Task brief - Pick out every line in the items below that contains the word "elements", and copy each of those lines in full.

Material provided -
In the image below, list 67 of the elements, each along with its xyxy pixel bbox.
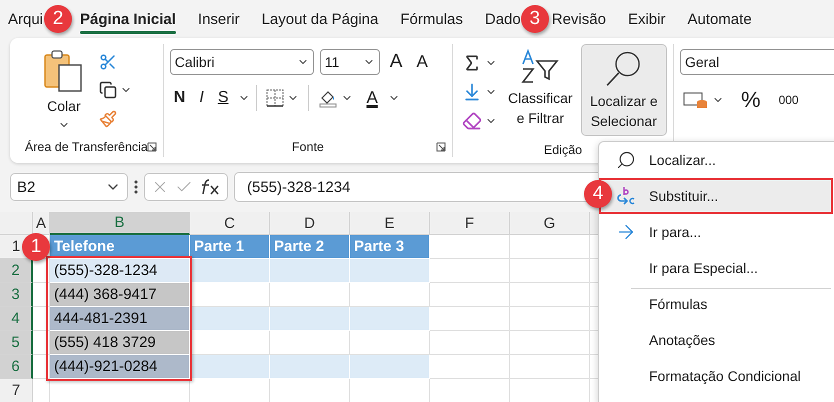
row-header[interactable]: 2 (0, 259, 33, 283)
header-cell: Parte 2 (270, 235, 350, 259)
bold-button[interactable]: N (170, 87, 190, 109)
row-header[interactable]: 3 (0, 283, 33, 307)
menu-item[interactable]: Anotações (599, 322, 833, 358)
group-label: Área de Transferência (24, 139, 148, 156)
column-header[interactable]: E (350, 212, 430, 235)
ribbon-tab[interactable]: Fórmulas (389, 0, 474, 38)
thousands-button[interactable]: 000 (774, 91, 803, 109)
percent-button[interactable]: % (737, 85, 765, 115)
paste-button[interactable]: Colar (38, 44, 90, 137)
font-color-button[interactable]: A (362, 86, 382, 110)
column-header[interactable]: A (33, 212, 50, 235)
decrease-font-button[interactable]: A (412, 50, 432, 74)
number-format-select[interactable]: Geral (680, 49, 834, 75)
table-cell: (555)-328-1234 (50, 259, 190, 283)
font-size-select[interactable]: 11 (320, 49, 380, 75)
accounting-format-icon (683, 90, 709, 110)
column-header[interactable]: F (430, 212, 510, 235)
name-box[interactable]: B2 (10, 173, 128, 201)
menu-item[interactable]: Formatação Condicional (599, 358, 833, 394)
column-header[interactable]: B (50, 212, 190, 235)
table-cell: (444)-921-0284 (50, 355, 190, 379)
more-icon (134, 179, 138, 195)
menu-item[interactable]: Ir para Especial... (599, 250, 833, 286)
eraser-icon (462, 111, 482, 132)
find-select-button[interactable]: Localizar e Selecionar (580, 44, 667, 136)
ribbon-tab[interactable]: Exibir (616, 0, 676, 38)
ribbon-tab[interactable]: Dado (474, 0, 521, 38)
italic-button[interactable]: I (195, 87, 208, 109)
scissors-icon (98, 53, 117, 72)
table-cell: (555) 418 3729 (50, 331, 190, 355)
font-name-select[interactable]: Calibri (170, 49, 314, 75)
table-cell: (444) 368-9417 (50, 283, 190, 307)
ribbon-tab[interactable]: Revisão (548, 0, 617, 38)
row-header[interactable]: 5 (0, 331, 33, 355)
step-badge: 3 (520, 5, 549, 33)
step-badge: 2 (44, 5, 72, 33)
ribbon-tab[interactable]: Layout da Página (250, 0, 390, 38)
ribbon-tab[interactable]: Automate (676, 0, 763, 38)
header-cell: Parte 3 (350, 235, 430, 259)
sort-filter-icon (520, 49, 560, 85)
ribbon-tab[interactable]: Inserir (186, 0, 251, 38)
menu-item[interactable]: Ir para... (599, 214, 833, 250)
header-cell: Parte 1 (190, 235, 270, 259)
launcher-icon[interactable] (146, 142, 157, 152)
table-cell: 444-481-2391 (50, 307, 190, 331)
brush-icon (98, 110, 117, 128)
replace-icon (615, 186, 637, 206)
header-cell: Telefone (50, 235, 190, 259)
function-icon[interactable] (199, 178, 221, 196)
column-header[interactable]: D (270, 212, 350, 235)
copy-icon (98, 81, 117, 100)
launcher-icon[interactable] (436, 142, 446, 152)
sort-filter-button[interactable]: Classificar e Filtrar (504, 44, 577, 133)
borders-icon (266, 89, 284, 107)
increase-font-button[interactable]: A (386, 49, 406, 75)
row-header[interactable]: 7 (0, 379, 33, 402)
group-label: Fonte (292, 139, 324, 156)
row-header[interactable]: 4 (0, 307, 33, 331)
column-header[interactable]: G (510, 212, 590, 235)
search-icon (616, 150, 636, 170)
group-label: Edição (544, 142, 582, 159)
column-header[interactable]: C (190, 212, 270, 235)
underline-button[interactable]: S (214, 87, 232, 109)
row-header[interactable]: 6 (0, 355, 33, 379)
ribbon-tab[interactable]: Arqui (0, 0, 44, 38)
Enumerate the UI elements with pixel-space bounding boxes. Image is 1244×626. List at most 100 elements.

Full solution -
In the image below, list 67 of the elements, each along with its xyxy pixel bbox.
Enumerate the UI elements with pixel-space bounding boxes. Image is 1244×626. List at most 100 elements.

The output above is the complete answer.